---- Data for processing

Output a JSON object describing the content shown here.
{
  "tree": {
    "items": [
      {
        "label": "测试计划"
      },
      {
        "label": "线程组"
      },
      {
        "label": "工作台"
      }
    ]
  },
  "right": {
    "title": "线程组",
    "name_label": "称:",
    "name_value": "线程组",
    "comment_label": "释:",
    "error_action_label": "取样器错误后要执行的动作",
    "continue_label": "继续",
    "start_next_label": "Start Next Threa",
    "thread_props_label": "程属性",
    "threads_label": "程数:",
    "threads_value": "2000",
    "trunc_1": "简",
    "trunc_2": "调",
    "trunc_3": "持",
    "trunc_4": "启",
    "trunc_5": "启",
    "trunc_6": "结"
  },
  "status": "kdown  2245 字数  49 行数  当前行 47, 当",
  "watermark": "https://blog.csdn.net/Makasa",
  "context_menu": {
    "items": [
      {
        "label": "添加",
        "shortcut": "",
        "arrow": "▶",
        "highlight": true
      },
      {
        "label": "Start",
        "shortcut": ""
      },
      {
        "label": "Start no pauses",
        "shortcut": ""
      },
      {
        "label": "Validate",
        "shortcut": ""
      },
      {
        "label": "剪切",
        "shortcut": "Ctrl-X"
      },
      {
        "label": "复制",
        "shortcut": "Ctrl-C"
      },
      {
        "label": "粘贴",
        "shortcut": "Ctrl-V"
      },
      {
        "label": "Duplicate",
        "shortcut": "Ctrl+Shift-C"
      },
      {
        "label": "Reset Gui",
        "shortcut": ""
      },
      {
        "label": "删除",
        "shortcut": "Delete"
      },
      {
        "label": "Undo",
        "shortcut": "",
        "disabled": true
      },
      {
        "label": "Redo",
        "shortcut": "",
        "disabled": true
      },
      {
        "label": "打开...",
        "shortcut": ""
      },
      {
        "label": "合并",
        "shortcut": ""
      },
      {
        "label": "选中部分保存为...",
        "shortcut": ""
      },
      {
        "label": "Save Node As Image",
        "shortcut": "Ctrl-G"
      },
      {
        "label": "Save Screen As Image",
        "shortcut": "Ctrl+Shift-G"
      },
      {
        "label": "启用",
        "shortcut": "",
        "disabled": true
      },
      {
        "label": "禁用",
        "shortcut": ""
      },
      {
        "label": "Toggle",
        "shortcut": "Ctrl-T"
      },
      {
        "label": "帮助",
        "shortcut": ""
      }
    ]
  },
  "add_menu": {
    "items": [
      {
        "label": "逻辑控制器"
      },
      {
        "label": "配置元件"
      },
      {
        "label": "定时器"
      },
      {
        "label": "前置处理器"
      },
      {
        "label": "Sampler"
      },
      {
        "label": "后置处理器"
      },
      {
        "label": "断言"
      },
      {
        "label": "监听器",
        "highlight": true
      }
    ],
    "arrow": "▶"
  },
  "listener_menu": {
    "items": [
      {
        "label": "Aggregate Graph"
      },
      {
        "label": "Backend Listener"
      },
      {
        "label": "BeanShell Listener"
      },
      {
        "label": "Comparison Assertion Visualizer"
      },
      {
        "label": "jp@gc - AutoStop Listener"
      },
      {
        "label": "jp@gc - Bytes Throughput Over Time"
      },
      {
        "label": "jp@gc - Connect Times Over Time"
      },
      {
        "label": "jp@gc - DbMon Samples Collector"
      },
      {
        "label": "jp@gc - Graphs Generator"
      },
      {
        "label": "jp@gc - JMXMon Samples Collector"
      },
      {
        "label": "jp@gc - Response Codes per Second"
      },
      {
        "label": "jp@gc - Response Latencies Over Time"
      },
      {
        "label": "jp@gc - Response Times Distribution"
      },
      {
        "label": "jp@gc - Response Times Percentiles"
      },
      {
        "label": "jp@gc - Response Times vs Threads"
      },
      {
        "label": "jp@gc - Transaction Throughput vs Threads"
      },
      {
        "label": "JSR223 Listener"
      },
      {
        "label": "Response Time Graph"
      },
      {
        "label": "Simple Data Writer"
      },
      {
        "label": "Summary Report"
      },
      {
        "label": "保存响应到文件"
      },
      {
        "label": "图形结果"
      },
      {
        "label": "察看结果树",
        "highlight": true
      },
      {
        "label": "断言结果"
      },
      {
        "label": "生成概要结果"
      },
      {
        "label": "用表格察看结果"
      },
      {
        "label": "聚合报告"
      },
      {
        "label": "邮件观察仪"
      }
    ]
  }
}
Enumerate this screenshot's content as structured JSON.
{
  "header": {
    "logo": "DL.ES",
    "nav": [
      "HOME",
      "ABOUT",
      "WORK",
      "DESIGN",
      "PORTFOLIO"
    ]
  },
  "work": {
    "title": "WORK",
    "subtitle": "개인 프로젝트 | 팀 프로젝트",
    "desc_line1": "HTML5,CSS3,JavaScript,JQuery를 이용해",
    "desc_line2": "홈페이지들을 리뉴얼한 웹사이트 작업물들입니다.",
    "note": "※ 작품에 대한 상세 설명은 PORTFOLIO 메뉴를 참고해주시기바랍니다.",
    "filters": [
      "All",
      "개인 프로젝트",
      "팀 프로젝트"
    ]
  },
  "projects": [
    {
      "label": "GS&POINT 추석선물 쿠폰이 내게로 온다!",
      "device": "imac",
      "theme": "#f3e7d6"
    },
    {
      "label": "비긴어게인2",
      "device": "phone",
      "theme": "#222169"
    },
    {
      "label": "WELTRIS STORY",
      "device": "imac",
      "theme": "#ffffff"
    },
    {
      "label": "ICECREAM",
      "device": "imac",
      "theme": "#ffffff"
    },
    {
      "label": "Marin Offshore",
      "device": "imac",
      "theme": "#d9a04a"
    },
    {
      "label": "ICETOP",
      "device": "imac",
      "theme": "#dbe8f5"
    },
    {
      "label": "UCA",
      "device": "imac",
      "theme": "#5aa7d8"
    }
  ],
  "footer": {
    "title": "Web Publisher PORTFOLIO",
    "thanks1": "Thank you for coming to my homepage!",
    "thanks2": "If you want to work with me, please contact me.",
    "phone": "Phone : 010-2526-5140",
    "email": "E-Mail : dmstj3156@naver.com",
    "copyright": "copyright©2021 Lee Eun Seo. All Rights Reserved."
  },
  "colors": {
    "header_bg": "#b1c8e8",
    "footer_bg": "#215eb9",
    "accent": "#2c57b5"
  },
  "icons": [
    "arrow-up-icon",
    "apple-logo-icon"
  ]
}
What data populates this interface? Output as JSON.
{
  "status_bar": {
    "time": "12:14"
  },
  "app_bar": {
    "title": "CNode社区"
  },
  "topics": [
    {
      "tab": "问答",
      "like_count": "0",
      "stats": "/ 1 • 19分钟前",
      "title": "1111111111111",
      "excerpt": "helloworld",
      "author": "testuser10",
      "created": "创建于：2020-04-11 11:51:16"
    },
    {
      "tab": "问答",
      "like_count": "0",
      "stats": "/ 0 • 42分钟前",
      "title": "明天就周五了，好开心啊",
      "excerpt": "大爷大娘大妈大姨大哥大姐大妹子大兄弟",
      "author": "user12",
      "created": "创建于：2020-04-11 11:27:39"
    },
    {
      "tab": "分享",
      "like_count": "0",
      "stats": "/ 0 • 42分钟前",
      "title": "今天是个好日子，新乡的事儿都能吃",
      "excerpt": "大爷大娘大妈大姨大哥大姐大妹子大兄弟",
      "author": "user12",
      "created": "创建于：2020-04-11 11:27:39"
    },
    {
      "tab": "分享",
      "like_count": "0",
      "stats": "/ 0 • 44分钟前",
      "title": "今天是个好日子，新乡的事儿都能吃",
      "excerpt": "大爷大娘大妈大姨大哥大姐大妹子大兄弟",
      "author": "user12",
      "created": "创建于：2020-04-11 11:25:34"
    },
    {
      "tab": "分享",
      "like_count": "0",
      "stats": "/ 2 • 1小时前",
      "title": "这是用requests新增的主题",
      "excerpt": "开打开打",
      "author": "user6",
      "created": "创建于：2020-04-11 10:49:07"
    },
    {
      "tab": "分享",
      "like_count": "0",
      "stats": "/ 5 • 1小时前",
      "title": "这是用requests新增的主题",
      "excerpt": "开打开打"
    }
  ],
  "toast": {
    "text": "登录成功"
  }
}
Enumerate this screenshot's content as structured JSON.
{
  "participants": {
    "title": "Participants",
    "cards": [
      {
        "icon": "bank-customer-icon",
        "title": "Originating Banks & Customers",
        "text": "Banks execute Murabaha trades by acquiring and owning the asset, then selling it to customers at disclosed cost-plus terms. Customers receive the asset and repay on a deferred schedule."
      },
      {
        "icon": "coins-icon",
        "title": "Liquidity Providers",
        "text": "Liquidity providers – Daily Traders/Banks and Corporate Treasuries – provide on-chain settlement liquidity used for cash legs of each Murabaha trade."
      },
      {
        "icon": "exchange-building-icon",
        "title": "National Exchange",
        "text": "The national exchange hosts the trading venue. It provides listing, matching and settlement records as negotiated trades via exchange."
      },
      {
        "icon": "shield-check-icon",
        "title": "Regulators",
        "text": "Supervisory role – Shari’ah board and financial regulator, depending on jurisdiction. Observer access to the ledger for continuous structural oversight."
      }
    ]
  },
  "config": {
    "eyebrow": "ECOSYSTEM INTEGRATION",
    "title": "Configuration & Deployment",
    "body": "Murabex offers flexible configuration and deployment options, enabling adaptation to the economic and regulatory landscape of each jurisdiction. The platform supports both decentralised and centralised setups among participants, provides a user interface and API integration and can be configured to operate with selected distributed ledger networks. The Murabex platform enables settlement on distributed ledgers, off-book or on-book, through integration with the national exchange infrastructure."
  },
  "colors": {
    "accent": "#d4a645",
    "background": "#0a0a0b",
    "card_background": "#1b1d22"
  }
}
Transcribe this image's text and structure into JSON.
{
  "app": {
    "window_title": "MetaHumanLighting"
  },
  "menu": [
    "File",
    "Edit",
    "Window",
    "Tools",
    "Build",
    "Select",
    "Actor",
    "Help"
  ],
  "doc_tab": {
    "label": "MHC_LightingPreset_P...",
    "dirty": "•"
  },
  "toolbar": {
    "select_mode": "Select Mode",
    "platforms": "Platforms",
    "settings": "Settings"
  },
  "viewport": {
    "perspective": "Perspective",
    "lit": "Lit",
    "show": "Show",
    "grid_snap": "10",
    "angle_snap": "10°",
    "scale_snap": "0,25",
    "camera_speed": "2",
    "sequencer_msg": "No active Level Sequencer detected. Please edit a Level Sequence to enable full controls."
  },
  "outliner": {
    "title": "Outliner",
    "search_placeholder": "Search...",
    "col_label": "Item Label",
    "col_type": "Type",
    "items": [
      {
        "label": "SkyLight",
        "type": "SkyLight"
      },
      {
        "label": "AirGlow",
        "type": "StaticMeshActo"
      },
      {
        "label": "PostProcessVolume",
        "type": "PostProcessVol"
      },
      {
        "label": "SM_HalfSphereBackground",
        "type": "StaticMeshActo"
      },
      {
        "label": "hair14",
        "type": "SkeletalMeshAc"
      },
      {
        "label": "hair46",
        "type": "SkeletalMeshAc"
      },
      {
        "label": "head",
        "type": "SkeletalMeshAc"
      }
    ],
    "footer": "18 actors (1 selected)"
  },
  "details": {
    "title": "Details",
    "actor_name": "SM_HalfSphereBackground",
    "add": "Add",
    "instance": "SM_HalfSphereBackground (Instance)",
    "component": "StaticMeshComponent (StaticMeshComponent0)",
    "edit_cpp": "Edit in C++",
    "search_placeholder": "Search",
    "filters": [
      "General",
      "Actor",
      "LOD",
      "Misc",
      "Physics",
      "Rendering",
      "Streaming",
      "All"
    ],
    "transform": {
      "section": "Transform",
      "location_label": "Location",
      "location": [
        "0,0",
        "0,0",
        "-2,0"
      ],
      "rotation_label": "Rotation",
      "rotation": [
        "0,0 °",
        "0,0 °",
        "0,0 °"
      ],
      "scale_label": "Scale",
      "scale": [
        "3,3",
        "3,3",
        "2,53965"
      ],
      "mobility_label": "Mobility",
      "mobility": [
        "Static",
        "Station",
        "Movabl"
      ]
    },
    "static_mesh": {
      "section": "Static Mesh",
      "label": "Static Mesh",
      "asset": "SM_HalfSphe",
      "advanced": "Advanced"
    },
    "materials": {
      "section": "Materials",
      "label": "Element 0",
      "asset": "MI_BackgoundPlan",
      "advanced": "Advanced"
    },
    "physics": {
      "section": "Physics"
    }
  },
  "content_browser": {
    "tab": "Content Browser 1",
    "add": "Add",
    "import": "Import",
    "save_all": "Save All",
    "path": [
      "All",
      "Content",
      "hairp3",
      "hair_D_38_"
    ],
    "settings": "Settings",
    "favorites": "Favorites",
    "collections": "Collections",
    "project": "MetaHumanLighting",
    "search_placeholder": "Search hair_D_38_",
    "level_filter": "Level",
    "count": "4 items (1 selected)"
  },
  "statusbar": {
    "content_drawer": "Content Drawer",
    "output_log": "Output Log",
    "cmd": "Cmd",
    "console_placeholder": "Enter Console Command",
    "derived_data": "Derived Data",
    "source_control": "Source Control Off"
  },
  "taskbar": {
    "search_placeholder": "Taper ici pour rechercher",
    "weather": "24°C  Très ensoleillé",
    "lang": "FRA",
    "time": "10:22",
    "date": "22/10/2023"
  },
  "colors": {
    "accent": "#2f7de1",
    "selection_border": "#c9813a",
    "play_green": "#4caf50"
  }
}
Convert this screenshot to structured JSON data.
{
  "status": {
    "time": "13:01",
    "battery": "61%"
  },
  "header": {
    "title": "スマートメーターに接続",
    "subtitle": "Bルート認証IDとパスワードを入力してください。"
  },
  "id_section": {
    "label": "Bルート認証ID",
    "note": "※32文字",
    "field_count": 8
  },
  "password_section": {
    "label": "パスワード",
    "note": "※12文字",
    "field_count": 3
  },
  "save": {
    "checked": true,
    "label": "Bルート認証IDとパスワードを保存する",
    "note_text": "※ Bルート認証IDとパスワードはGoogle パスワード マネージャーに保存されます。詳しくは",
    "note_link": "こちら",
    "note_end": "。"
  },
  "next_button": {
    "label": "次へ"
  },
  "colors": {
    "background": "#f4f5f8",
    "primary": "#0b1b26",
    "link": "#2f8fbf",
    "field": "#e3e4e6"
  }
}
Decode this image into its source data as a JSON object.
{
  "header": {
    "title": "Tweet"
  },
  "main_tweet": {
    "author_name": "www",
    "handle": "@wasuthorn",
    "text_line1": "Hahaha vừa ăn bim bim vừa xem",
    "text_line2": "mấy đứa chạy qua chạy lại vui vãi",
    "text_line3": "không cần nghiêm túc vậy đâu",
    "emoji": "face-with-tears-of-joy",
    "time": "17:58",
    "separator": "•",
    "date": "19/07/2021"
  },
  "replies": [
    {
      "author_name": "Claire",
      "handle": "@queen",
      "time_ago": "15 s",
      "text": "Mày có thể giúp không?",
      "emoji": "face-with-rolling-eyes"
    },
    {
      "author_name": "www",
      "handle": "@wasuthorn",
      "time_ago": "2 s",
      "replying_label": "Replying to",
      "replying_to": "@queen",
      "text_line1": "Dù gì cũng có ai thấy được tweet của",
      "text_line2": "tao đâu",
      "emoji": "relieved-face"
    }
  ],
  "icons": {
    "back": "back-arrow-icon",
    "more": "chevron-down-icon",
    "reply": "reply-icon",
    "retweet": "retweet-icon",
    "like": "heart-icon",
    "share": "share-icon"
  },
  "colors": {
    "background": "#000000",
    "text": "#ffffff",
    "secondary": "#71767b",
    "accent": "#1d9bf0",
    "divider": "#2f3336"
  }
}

--------

## What is asked
Report the number of lines holding the string "theme", without any other words.

## Output of the exercise
7